[Excerpt from a dataset]
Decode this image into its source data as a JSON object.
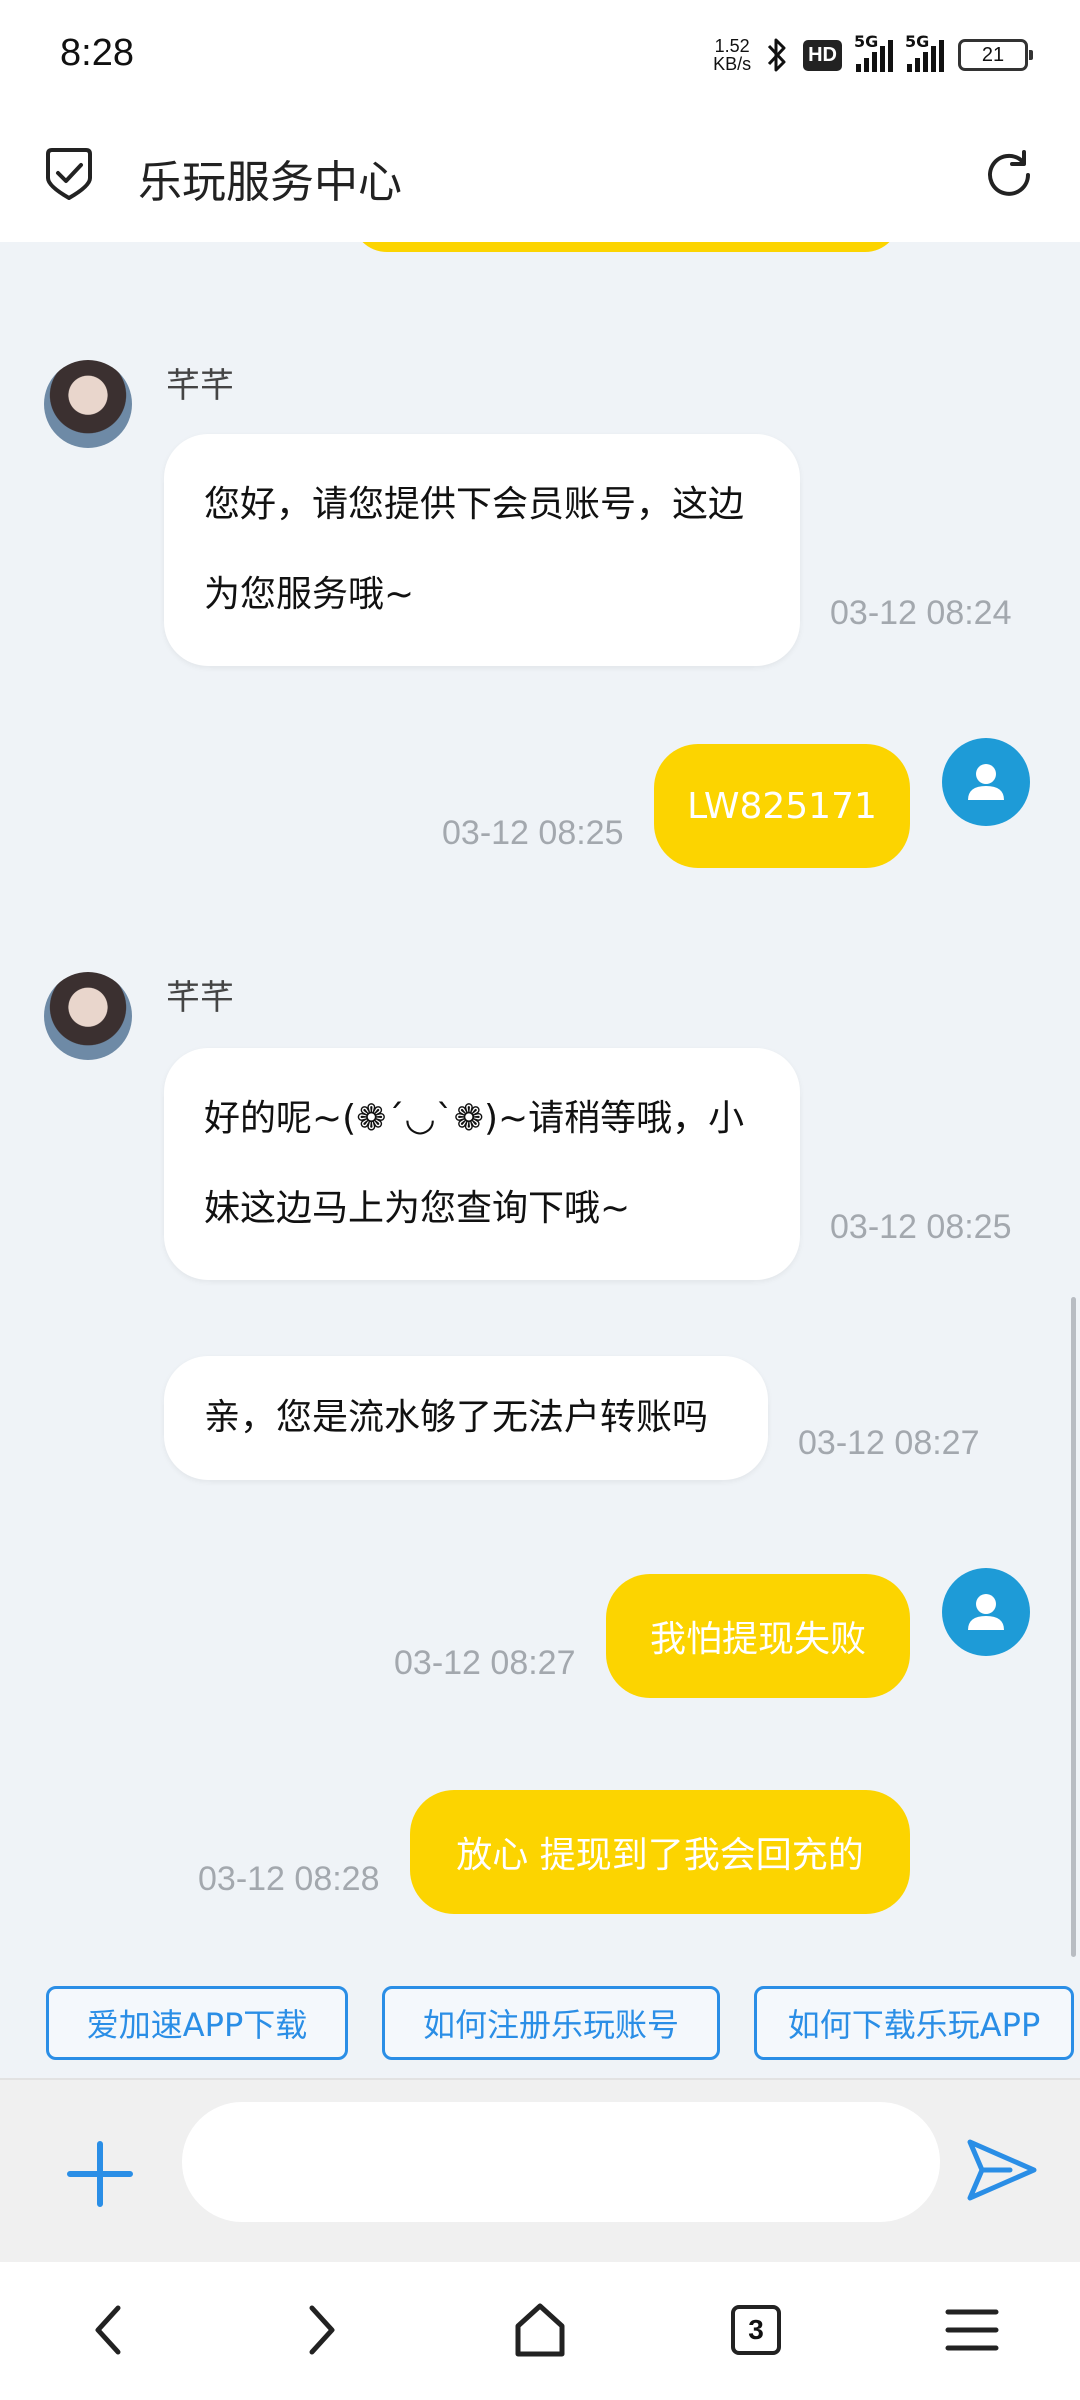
{
  "status_bar": {
    "time": "8:28",
    "net_speed_value": "1.52",
    "net_speed_unit": "KB/s",
    "hd_badge": "HD",
    "sim1_label": "5G",
    "sim2_label": "5G",
    "battery": "21",
    "icons": [
      "bluetooth-icon",
      "signal-icon",
      "battery-icon"
    ]
  },
  "header": {
    "title": "乐玩服务中心",
    "icons": [
      "shield-check-icon",
      "refresh-icon"
    ]
  },
  "messages": [
    {
      "side": "in",
      "sender": "芊芊",
      "text": "您好，请您提供下会员账号，这边为您服务哦~",
      "time": "03-12 08:24"
    },
    {
      "side": "out",
      "text": "LW825171",
      "time": "03-12 08:25"
    },
    {
      "side": "in",
      "sender": "芊芊",
      "text": "好的呢~(❁´◡`❁)~请稍等哦，小妹这边马上为您查询下哦~",
      "time": "03-12 08:25"
    },
    {
      "side": "in",
      "text": "亲，您是流水够了无法户转账吗",
      "time": "03-12 08:27"
    },
    {
      "side": "out",
      "text": "我怕提现失败",
      "time": "03-12 08:27"
    },
    {
      "side": "out",
      "text": "放心 提现到了我会回充的",
      "time": "03-12 08:28"
    }
  ],
  "quick_replies": [
    "爱加速APP下载",
    "如何注册乐玩账号",
    "如何下载乐玩APP"
  ],
  "input": {
    "value": "",
    "placeholder": ""
  },
  "browser_nav": {
    "tab_count": "3"
  },
  "colors": {
    "accent_yellow": "#fcd400",
    "link_blue": "#2a8ee6",
    "chat_bg": "#eff3f7",
    "user_avatar": "#1e9bd7"
  }
}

Stated exercise: Omit the pictures and output all of the other material exactly.

Task answer:
Decode this image into its source data as a JSON object.
{
  "status_bar": {
    "time": "8:28",
    "net_speed_value": "1.52",
    "net_speed_unit": "KB/s",
    "hd_badge": "HD",
    "sim1_label": "5G",
    "sim2_label": "5G",
    "battery": "21",
    "icons": [
      "bluetooth-icon",
      "signal-icon",
      "battery-icon"
    ]
  },
  "header": {
    "title": "乐玩服务中心",
    "icons": [
      "shield-check-icon",
      "refresh-icon"
    ]
  },
  "messages": [
    {
      "side": "in",
      "sender": "芊芊",
      "text": "您好，请您提供下会员账号，这边为您服务哦~",
      "time": "03-12 08:24"
    },
    {
      "side": "out",
      "text": "LW825171",
      "time": "03-12 08:25"
    },
    {
      "side": "in",
      "sender": "芊芊",
      "text": "好的呢~(❁´◡`❁)~请稍等哦，小妹这边马上为您查询下哦~",
      "time": "03-12 08:25"
    },
    {
      "side": "in",
      "text": "亲，您是流水够了无法户转账吗",
      "time": "03-12 08:27"
    },
    {
      "side": "out",
      "text": "我怕提现失败",
      "time": "03-12 08:27"
    },
    {
      "side": "out",
      "text": "放心 提现到了我会回充的",
      "time": "03-12 08:28"
    }
  ],
  "quick_replies": [
    "爱加速APP下载",
    "如何注册乐玩账号",
    "如何下载乐玩APP"
  ],
  "input": {
    "value": "",
    "placeholder": ""
  },
  "browser_nav": {
    "tab_count": "3"
  },
  "colors": {
    "accent_yellow": "#fcd400",
    "link_blue": "#2a8ee6",
    "chat_bg": "#eff3f7",
    "user_avatar": "#1e9bd7"
  }
}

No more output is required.